### SOURCE ###

[PATCH] D42447: [LV][VPlan] Detect outer loops for explicit vectorization.

Fri Mar 9 01:44:00 PST 2018

rengolin added inline comments.

================
Comment at: lib/Transforms/Vectorize/LoopVectorize.cpp:263
+static cl::opt<bool> EnableVPlanNativePath(
+    "enable-vplan-native-path", cl::init(false), cl::Hidden,
+    cl::desc("Enable VPlan-native vectorization path with "
----------------
Right now, this is just enabling outer-loop. Are you planning on adding more functionality to the native part of VPlan before merging the inner loop vectoriser into it? I wouldn't recommend, as we really don't want two paths in parallel for too long.

I'd recommend this to just be called "vectorize-outerloop" or something.

================
Comment at: lib/Transforms/Vectorize/LoopVectorize.cpp:2319
+// LoopVectorizeHints). This will be fixed in the future when the native IR
+// representation for pragma 'omp simd' is introduced.

### PROVIDED MATERIAL ###

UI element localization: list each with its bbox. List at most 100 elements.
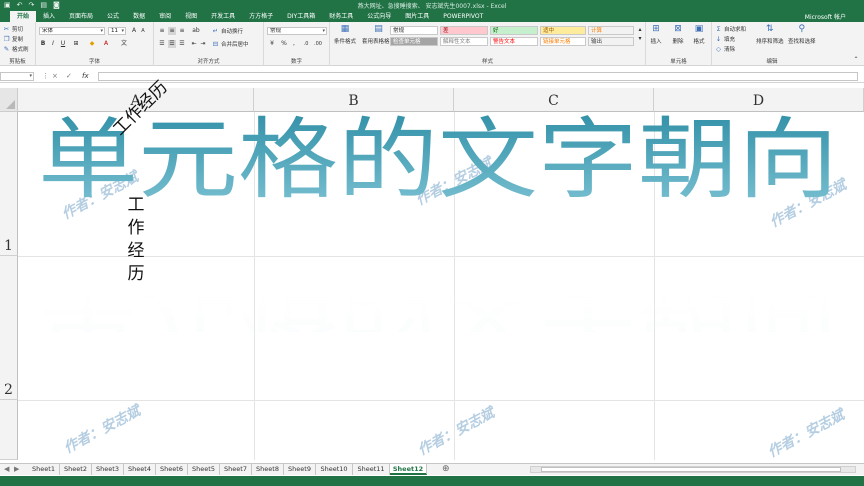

###

EXERCISE 1
In the patch review, what name does rengolin recommend for the option?
EXERCISE 2
Extend the patch review on outer-loop vectorization, picking up after its final line.
The material has no role here.

WRITTEN RESPONSE 1
"vectorize-outerloop" or something similar.

WRITTEN RESPONSE 2
+static bool isExplicitVecOuterLoop(Loop *OuterLp,
----------------
dcaballe wrote:
> rengolin wrote:
> > Sorry, this is my fault, as both were done separately. We discussed adding one more metadata info to mean {"forced"/"hint"} but ended up never doing it. It should be simple to fix this, I think, just need to make sure we change all the tests correctly to what they're supposed to mean.
> No problem. As I mention, there are going to be changes regarding the representation of #pragma omp simd. I think that's the right time to address the problem.
Yup.

================
Comment at: lib/Transforms/Vectorize/LoopVectorize.cpp:2363
       V.push_back(&L);
-    return;
+      // TODO: Collect inner loops inside marked outer loops in case
+      // vectorization fails for the outer loop. Do not invoke
----------------
dcaballe wrote:
> rengolin wrote:
> > What's the complexity of this analysis? We'll be adding a lot of those, repeatedly, no?
> > 
> > If I understand correctly, `containsIrreducibleCFG` is not that simple, in addition to the traversal. Not calling it unnecessarily would be a nice thing to have up front.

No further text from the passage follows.